> JOB: Gather up every line from the entries below that uses the word "Difference".

> TASK MATERIAL:
# # # # # # #

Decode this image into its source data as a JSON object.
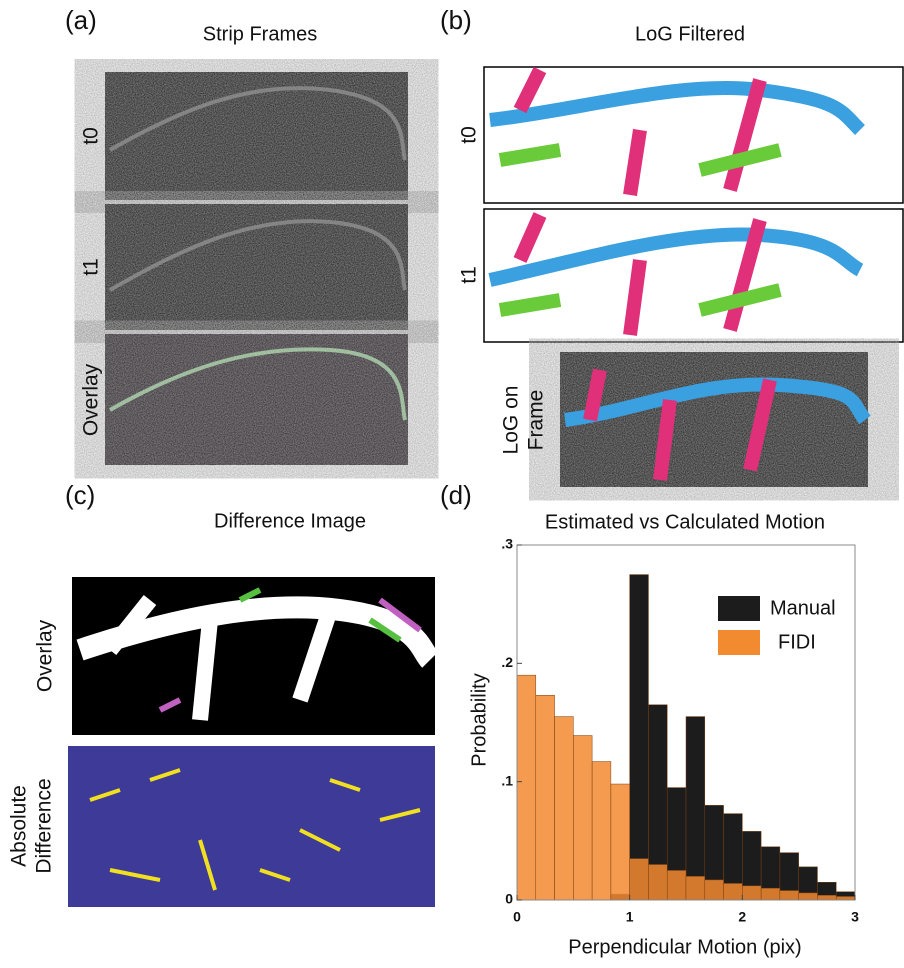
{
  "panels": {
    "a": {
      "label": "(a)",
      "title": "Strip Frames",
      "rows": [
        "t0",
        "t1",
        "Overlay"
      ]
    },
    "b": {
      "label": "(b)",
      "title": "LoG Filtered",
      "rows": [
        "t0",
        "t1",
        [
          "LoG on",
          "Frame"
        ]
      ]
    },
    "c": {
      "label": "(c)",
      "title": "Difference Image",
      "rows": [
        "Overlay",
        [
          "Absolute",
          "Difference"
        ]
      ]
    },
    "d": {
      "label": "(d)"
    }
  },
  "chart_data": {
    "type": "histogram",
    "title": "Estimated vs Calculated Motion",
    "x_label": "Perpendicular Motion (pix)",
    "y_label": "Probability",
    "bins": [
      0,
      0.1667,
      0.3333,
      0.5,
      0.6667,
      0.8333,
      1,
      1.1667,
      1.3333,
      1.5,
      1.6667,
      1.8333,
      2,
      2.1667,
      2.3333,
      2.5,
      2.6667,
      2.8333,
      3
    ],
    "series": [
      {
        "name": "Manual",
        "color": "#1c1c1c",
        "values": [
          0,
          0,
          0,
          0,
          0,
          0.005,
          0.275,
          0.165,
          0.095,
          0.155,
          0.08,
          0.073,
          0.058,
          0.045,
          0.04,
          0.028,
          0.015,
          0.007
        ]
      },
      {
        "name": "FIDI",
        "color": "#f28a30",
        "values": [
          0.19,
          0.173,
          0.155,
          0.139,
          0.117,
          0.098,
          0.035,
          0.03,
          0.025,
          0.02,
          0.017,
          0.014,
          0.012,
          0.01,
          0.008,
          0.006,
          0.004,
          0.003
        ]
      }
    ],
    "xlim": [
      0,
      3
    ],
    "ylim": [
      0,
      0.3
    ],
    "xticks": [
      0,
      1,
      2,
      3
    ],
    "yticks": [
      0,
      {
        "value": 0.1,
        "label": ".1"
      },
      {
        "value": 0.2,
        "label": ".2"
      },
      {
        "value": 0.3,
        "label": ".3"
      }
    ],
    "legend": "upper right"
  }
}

# # # # # # #

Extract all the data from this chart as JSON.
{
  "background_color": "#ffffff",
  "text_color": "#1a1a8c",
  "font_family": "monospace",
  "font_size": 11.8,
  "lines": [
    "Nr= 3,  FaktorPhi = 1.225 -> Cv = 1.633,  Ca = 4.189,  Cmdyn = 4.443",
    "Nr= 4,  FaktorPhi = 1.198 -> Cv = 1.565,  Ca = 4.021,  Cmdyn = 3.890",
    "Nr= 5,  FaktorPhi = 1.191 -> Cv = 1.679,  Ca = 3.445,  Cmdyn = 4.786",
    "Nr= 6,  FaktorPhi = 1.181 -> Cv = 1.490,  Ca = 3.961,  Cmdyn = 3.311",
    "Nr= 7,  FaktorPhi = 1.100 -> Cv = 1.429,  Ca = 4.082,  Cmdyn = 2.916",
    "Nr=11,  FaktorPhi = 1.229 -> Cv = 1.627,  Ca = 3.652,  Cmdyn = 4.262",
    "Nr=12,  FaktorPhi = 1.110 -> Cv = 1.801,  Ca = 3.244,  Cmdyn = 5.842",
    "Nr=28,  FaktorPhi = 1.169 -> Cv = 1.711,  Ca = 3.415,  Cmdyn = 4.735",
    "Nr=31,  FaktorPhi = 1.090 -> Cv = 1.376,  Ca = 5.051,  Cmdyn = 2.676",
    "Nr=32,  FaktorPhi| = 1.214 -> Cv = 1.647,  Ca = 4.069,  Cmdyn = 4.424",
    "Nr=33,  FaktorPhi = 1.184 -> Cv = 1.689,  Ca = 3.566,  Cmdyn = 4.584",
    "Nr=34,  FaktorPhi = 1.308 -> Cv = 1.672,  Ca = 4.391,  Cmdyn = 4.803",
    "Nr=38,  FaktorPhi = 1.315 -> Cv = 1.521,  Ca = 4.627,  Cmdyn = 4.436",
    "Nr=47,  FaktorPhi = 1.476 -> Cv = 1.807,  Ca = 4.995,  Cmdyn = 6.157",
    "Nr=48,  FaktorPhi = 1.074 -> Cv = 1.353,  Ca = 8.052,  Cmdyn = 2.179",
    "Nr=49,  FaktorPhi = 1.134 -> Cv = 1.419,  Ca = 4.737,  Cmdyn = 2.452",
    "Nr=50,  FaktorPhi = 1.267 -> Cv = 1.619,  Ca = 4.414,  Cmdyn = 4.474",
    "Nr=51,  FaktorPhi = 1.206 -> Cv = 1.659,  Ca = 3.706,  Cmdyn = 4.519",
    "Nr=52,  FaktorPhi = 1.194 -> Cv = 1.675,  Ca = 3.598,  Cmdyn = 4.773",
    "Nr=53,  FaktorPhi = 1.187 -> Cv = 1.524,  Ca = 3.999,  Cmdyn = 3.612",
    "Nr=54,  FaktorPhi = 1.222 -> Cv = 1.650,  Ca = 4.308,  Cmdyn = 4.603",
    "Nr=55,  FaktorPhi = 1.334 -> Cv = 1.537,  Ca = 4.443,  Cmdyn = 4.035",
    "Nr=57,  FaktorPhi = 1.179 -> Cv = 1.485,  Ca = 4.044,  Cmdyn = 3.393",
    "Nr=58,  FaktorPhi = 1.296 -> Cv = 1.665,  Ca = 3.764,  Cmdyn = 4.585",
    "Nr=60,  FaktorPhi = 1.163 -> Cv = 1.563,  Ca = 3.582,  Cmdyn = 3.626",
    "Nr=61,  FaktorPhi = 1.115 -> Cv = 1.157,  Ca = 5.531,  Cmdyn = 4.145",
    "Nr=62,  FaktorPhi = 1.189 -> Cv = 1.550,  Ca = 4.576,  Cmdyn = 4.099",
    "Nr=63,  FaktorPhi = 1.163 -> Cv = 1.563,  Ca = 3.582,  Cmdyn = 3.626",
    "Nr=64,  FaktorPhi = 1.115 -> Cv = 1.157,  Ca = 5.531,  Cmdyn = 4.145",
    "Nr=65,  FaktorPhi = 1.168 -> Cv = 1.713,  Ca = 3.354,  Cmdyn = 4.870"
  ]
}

# # # # # # #

> EXERCISE RESULT:
      "title": "Difference Image",
          "Difference"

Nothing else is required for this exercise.